TASK OBJECTIVE: Copy the records below exactly as they appear.

ENTRIES SUPPLIED:
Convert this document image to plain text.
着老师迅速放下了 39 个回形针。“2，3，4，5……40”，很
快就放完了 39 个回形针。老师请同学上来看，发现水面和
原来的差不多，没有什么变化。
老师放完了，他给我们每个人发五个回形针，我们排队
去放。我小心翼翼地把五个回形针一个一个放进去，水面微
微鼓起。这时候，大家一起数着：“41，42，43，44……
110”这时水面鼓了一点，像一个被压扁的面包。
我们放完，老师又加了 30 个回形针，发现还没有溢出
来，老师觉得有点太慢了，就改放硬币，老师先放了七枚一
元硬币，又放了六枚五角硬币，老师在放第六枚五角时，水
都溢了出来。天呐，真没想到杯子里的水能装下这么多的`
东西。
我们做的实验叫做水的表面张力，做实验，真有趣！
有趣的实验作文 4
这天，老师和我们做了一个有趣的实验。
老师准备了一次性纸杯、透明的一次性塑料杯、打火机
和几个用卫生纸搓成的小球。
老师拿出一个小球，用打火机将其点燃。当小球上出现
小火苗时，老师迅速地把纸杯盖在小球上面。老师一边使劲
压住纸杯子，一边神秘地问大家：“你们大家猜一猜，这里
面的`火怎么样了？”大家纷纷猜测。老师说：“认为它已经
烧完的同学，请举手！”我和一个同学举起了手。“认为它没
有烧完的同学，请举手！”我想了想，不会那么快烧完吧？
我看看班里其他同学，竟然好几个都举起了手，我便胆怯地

RESPONSE FOR THIS EXERCISE:
Convert this document image to plain text.
着老师迅速放下了 39 个回形针。“2，3，4，5……40”，很
快就放完了 39 个回形针。老师请同学上来看，发现水面和
原来的差不多，没有什么变化。
老师放完了，他给我们每个人发五个回形针，我们排队
去放。我小心翼翼地把五个回形针一个一个放进去，水面微
微鼓起。这时候，大家一起数着：“41，42，43，44……
110”这时水面鼓了一点，像一个被压扁的面包。
我们放完，老师又加了 30 个回形针，发现还没有溢出
来，老师觉得有点太慢了，就改放硬币，老师先放了七枚一
元硬币，又放了六枚五角硬币，老师在放第六枚五角时，水
都溢了出来。天呐，真没想到杯子里的水能装下这么多的`
东西。
我们做的实验叫做水的表面张力，做实验，真有趣！
有趣的实验作文 4
这天，老师和我们做了一个有趣的实验。
老师准备了一次性纸杯、透明的一次性塑料杯、打火机
和几个用卫生纸搓成的小球。
老师拿出一个小球，用打火机将其点燃。当小球上出现
小火苗时，老师迅速地把纸杯盖在小球上面。老师一边使劲
压住纸杯子，一边神秘地问大家：“你们大家猜一猜，这里
面的`火怎么样了？”大家纷纷猜测。老师说：“认为它已经
烧完的同学，请举手！”我和一个同学举起了手。“认为它没
有烧完的同学，请举手！”我想了想，不会那么快烧完吧？
我看看班里其他同学，竟然好几个都举起了手，我便胆怯地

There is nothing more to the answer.